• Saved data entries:
# # # #

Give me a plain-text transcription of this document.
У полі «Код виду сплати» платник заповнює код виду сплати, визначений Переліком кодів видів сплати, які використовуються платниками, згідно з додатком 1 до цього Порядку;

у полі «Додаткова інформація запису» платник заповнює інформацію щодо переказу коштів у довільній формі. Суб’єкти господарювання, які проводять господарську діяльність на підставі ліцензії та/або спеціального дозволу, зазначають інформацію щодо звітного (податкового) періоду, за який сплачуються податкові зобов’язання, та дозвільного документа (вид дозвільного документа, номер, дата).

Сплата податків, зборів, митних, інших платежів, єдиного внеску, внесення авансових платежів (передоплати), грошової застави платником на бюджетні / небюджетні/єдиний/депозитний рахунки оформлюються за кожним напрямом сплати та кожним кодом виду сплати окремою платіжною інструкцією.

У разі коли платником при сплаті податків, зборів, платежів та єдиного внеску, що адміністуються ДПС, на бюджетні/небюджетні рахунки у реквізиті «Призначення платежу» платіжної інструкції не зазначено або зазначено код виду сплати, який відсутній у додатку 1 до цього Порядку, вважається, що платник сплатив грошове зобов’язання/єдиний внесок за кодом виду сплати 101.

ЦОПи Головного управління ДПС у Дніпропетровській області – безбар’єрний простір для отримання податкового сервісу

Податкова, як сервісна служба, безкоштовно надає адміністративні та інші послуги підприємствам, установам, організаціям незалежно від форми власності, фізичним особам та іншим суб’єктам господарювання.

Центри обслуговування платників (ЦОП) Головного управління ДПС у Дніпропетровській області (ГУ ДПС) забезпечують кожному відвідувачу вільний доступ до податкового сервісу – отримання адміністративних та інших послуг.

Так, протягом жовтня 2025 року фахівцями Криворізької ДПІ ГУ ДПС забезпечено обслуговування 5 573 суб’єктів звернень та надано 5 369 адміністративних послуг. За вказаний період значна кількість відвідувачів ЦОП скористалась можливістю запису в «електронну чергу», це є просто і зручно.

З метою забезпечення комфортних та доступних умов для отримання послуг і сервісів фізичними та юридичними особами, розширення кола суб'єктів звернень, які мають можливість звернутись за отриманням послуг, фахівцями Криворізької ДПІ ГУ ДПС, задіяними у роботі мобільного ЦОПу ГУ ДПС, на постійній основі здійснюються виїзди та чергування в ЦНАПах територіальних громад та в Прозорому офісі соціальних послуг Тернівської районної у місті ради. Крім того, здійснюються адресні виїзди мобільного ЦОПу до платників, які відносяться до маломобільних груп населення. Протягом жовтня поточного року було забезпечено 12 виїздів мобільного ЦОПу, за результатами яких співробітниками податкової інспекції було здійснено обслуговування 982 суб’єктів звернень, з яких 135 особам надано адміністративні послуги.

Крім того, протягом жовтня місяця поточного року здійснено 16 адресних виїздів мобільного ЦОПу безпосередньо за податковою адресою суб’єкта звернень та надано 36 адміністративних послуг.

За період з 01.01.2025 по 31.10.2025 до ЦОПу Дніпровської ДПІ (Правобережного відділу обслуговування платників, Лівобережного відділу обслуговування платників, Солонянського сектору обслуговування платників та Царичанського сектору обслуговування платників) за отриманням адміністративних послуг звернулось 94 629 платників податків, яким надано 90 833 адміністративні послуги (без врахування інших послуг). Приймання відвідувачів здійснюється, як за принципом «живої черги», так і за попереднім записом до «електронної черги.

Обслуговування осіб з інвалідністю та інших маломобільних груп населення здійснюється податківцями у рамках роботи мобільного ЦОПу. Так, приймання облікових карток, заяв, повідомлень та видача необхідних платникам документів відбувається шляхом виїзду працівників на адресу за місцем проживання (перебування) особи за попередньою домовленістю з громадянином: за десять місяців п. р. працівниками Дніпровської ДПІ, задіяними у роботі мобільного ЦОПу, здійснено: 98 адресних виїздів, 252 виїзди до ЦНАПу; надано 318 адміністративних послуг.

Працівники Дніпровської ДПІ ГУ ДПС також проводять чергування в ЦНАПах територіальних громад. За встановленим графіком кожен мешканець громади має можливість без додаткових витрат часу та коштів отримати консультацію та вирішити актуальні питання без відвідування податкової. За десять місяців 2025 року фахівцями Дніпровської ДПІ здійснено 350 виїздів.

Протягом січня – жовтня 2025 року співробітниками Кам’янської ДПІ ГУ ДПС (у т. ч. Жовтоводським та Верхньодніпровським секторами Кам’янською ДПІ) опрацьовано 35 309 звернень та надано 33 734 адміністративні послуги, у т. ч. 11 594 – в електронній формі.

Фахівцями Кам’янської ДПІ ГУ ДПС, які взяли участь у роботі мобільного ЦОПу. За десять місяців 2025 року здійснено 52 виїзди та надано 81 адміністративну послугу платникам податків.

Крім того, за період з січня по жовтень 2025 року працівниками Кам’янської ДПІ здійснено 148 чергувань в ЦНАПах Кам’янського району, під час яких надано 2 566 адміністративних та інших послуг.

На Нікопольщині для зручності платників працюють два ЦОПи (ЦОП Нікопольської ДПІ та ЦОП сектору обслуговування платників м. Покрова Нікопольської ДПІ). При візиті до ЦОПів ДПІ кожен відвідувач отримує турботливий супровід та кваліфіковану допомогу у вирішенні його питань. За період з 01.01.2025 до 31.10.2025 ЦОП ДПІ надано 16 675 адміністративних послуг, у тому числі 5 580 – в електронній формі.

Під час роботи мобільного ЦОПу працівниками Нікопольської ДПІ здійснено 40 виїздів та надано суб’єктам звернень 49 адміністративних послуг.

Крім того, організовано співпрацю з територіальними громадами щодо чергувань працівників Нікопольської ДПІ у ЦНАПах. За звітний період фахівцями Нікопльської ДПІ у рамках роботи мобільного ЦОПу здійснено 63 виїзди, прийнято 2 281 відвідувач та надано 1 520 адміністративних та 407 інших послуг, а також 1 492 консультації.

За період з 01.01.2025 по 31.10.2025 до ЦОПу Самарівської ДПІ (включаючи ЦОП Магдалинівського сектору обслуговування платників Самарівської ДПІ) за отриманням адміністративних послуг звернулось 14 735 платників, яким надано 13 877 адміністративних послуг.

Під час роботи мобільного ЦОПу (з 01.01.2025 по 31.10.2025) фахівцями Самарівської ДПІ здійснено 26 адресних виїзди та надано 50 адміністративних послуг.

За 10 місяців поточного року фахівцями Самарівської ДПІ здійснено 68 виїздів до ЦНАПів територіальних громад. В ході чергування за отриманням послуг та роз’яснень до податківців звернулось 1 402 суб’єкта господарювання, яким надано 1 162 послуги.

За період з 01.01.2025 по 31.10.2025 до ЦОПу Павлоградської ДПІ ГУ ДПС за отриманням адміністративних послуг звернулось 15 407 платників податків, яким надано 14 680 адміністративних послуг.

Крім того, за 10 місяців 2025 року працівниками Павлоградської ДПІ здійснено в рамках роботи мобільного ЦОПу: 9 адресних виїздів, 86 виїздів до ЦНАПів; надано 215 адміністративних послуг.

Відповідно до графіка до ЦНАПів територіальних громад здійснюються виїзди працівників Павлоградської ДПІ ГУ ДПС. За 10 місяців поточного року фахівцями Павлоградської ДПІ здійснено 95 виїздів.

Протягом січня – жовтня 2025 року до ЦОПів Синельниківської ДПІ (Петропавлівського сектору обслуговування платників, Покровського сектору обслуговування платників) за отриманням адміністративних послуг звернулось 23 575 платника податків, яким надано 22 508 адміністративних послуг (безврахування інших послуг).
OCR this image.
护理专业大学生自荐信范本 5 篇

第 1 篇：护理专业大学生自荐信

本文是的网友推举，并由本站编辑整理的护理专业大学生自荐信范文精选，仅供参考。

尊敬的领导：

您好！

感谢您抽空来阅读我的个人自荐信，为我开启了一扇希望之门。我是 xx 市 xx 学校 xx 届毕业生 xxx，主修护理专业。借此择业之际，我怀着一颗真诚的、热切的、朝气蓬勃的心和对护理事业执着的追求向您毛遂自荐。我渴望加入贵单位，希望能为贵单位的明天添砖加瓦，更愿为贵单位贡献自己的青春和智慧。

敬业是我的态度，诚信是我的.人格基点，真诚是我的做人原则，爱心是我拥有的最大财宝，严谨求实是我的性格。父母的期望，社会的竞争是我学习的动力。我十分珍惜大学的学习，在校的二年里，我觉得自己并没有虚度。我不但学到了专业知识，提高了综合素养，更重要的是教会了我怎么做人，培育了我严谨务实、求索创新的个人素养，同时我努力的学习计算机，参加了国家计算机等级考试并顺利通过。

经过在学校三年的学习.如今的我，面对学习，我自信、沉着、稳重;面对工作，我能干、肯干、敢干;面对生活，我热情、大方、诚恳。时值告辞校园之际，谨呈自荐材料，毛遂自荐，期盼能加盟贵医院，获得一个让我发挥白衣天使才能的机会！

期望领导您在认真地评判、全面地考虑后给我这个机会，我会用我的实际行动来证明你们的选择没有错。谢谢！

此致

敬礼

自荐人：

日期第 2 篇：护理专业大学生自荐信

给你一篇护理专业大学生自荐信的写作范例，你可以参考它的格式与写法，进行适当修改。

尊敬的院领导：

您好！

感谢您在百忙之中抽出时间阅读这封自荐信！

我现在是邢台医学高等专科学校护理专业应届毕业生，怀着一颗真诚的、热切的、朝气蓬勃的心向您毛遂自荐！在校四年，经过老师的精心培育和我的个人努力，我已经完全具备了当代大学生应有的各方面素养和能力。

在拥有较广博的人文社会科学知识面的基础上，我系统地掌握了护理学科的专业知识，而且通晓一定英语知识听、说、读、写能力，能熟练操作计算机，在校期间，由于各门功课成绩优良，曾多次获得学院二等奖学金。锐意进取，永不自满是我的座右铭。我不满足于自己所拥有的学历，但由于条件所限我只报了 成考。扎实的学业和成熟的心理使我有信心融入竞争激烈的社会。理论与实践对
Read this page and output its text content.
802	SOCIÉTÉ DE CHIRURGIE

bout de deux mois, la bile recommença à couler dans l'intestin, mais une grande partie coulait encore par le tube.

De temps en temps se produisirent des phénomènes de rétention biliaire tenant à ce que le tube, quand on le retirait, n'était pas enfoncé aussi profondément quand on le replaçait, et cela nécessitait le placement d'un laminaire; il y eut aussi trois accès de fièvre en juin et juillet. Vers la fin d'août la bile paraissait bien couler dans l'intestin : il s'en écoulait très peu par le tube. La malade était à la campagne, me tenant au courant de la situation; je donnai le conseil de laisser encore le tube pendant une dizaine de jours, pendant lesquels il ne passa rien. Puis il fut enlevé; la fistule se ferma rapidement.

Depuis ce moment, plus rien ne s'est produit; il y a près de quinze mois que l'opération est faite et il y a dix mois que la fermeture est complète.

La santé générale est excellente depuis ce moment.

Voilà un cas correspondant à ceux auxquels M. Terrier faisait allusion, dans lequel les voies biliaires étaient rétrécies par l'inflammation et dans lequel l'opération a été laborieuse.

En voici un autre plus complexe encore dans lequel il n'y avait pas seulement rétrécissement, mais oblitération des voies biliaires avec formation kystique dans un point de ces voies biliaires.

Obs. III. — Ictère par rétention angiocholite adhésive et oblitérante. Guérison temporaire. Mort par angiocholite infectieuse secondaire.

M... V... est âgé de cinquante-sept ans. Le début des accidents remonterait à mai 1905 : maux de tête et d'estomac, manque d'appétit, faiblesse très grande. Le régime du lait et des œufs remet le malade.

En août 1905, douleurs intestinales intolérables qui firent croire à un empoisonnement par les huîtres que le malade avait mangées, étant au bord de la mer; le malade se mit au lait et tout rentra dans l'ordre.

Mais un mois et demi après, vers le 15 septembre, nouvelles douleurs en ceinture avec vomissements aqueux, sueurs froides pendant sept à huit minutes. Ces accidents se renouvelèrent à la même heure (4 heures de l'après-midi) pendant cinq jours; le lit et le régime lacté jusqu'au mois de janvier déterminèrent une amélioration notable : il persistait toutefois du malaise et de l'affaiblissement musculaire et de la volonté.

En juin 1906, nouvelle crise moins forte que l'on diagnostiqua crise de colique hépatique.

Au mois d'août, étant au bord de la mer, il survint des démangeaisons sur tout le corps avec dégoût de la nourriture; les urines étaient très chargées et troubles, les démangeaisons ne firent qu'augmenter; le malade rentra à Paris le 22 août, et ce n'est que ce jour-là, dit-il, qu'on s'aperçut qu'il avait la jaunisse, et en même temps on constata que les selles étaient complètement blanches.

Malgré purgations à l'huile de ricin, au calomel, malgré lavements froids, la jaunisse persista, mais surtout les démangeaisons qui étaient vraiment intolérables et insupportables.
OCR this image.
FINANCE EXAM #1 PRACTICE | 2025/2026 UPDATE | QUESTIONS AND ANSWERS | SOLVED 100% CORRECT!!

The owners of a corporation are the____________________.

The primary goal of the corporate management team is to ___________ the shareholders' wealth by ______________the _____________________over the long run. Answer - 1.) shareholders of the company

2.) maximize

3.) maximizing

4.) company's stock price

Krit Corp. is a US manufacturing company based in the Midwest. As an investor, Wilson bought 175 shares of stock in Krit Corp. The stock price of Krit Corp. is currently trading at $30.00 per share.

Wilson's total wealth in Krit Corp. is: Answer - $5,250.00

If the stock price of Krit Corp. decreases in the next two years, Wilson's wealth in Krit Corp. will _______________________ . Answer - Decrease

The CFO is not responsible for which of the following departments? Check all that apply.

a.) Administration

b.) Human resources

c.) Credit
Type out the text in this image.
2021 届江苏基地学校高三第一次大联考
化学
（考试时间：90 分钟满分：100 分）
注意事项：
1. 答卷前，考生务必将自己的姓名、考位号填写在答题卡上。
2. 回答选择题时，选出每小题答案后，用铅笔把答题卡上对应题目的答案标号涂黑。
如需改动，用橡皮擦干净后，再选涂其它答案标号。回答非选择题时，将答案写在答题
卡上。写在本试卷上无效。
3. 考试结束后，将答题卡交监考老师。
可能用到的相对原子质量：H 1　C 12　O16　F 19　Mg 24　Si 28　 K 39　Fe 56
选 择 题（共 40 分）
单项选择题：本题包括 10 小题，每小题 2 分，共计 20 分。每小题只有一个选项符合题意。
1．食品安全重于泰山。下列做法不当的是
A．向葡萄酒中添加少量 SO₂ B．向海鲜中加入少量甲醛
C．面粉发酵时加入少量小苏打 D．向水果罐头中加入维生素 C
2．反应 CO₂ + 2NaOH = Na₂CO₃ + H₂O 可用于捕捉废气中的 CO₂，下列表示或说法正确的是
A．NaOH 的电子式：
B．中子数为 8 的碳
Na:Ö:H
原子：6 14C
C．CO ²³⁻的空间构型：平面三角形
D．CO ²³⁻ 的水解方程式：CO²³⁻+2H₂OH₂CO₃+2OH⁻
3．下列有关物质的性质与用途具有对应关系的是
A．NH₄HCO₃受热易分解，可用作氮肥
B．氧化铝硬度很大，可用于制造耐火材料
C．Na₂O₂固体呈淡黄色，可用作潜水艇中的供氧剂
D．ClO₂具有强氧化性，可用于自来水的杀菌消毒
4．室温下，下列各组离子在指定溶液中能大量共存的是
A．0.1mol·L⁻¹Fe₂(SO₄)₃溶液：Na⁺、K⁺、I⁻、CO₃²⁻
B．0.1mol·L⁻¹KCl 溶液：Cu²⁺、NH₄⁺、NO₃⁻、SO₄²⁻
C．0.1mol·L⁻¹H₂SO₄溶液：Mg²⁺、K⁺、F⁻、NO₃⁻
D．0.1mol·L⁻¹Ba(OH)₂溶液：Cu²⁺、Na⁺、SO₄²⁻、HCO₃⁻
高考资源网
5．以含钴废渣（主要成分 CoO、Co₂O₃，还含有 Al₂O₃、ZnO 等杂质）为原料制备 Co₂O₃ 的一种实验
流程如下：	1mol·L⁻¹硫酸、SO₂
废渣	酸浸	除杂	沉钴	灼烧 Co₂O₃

# # # #

• Goal:
Pick out and copy the lines of the entries that hold the string "grande".

• Answer to the problem:
bout de deux mois, la bile recommença à couler dans l'intestin, mais une grande partie coulait encore par le tube.
M... V... est âgé de cinquante-sept ans. Le début des accidents remonterait à mai 1905 : maux de tête et d'estomac, manque d'appétit, faiblesse très grande. Le régime du lait et des œufs remet le malade.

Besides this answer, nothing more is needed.